_DOCUMENT EXCERPT_
============

An elaborate bureaucracy of inspectors, relief officers and overseers was set up to enforce the test. Most of them were retired naval officers well-experienced in the imposition of stringent discipline. In their correspondence these men were fond of quoting from the Bible such aphorisms as “in the sweat of thy face shalt though eat bread”, while another favourite line was from St Paul: “If any would not work, neither should he eat.”
Providing the meal allowance to the poor only once a fortnight rather than on a daily basis was designed to develop habits of prudence and saving among them. The labour books which recorded in great detail hours of work done also included comments on the perceived moral weaknesses of those in receipt of the dole. At the same time, several newspapers in the southern cities launched a series of vitriolic racist attacks on the Gaels who had for too long been dependent on the charitable generosity of industrious Lowlanders. Now, they were receiving their just deserts through the imposition of a harsh regime which would remove their moral failings once and for all.
It was an extraordinary outcome. One of the greatest philanthropic schemes in Scottish history had been subverted by a small group of ideologues who believed the Highlanders were poor through their own fault and not because of any environmental or economic constraints affecting the region where they lived.

============

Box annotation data
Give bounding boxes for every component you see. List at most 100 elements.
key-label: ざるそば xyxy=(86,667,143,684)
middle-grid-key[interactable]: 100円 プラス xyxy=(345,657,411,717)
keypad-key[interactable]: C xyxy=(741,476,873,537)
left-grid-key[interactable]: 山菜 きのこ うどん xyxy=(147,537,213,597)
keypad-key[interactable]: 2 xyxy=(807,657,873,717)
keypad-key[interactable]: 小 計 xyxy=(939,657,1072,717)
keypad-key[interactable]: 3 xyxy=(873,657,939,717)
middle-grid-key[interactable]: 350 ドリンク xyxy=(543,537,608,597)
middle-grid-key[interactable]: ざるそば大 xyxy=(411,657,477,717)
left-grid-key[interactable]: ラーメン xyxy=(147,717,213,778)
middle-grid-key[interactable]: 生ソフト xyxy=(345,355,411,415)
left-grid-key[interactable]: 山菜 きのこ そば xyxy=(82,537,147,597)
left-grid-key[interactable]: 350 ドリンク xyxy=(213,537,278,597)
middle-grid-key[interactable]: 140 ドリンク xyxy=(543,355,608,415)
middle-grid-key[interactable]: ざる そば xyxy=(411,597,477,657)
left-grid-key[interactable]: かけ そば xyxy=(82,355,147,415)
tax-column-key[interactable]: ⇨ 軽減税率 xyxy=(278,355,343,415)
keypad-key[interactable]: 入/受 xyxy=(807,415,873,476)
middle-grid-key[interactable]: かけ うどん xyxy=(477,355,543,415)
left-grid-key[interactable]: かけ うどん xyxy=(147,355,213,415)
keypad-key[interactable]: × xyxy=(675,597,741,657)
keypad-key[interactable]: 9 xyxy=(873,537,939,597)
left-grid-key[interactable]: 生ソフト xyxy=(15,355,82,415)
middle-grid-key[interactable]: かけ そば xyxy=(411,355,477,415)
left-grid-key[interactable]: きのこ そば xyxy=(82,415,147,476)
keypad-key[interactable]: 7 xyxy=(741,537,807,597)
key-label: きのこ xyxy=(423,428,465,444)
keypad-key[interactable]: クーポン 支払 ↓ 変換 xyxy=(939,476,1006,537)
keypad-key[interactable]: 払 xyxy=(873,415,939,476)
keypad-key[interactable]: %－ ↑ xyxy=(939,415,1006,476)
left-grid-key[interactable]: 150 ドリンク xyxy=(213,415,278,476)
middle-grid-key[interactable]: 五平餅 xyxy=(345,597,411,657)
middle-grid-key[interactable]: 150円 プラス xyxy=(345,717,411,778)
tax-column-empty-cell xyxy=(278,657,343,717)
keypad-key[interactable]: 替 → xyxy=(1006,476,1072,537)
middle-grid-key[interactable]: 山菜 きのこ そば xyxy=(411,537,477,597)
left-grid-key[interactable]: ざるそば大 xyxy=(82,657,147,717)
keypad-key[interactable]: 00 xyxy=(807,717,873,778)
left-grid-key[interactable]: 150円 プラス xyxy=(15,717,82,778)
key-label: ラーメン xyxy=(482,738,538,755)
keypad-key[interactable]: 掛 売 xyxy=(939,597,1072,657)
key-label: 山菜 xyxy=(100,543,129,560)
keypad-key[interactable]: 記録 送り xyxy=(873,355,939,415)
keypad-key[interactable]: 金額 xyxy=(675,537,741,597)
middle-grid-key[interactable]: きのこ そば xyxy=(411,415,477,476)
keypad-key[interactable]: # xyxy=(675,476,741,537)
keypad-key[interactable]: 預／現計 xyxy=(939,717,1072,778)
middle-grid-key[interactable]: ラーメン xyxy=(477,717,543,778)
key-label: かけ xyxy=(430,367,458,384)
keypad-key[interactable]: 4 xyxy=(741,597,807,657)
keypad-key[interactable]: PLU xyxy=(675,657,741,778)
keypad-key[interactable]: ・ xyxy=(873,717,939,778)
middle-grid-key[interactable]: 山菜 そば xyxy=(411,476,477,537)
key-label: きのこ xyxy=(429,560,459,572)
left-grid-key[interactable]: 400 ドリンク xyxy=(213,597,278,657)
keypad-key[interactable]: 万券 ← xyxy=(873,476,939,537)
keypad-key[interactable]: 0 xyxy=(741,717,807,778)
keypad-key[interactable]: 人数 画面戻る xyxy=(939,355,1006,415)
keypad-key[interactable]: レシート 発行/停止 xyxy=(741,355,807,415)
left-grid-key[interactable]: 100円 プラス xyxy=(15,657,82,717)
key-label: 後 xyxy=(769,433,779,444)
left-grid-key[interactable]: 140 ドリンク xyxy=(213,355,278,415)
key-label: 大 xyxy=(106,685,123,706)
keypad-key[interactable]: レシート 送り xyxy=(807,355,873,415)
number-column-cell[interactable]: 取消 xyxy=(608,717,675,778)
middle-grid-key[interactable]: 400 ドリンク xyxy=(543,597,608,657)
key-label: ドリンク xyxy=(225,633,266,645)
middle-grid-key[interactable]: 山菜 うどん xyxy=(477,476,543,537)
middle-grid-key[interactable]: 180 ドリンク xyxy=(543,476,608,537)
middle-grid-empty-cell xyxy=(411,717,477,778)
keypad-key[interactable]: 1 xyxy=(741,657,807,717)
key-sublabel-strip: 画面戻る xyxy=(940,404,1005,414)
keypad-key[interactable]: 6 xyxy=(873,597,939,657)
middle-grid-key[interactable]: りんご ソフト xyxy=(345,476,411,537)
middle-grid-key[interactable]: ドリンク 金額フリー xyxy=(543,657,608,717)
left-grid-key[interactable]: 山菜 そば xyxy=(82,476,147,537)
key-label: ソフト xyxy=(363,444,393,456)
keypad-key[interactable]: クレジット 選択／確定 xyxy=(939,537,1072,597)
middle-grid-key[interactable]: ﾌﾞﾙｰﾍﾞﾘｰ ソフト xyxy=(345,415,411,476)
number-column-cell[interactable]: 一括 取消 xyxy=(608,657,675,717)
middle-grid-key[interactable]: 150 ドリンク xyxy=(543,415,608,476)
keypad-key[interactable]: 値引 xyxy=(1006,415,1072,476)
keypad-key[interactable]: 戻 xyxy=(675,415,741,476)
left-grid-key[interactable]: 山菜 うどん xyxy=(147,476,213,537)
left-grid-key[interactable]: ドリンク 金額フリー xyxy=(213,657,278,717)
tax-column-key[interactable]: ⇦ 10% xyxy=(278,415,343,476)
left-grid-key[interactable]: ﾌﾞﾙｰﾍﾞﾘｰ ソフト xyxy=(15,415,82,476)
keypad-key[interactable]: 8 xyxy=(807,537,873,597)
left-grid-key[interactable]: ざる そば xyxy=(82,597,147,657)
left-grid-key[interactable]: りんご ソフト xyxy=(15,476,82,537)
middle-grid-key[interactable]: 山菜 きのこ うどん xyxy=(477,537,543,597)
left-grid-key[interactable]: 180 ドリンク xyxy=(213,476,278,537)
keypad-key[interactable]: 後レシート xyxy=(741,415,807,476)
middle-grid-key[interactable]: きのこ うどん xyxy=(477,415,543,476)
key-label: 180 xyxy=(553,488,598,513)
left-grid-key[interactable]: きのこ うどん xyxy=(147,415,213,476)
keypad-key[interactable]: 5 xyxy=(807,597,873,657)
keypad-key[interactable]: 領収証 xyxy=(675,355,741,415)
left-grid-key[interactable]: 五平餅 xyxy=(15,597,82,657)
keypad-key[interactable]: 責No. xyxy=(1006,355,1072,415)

============

Rewrite the passage on Highland relief starting at the words "Providing the meal" and ending after "and for all.", renaming "Gaels" as "Highlanders". The listing has no connection to the passage on Highland relief.

Providing the meal allowance to the poor only once a fortnight rather than on a daily basis was designed to develop habits of prudence and saving among them. The labour books which recorded in great detail hours of work done also included comments on the perceived moral weaknesses of those in receipt of the dole. At the same time, several newspapers in the southern cities launched a series of vitriolic racist attacks on the Highlanders who had for too long been dependent on the charitable generosity of industrious Lowlanders. Now, they were receiving their just deserts through the imposition of a harsh regime which would remove their moral failings once and for all.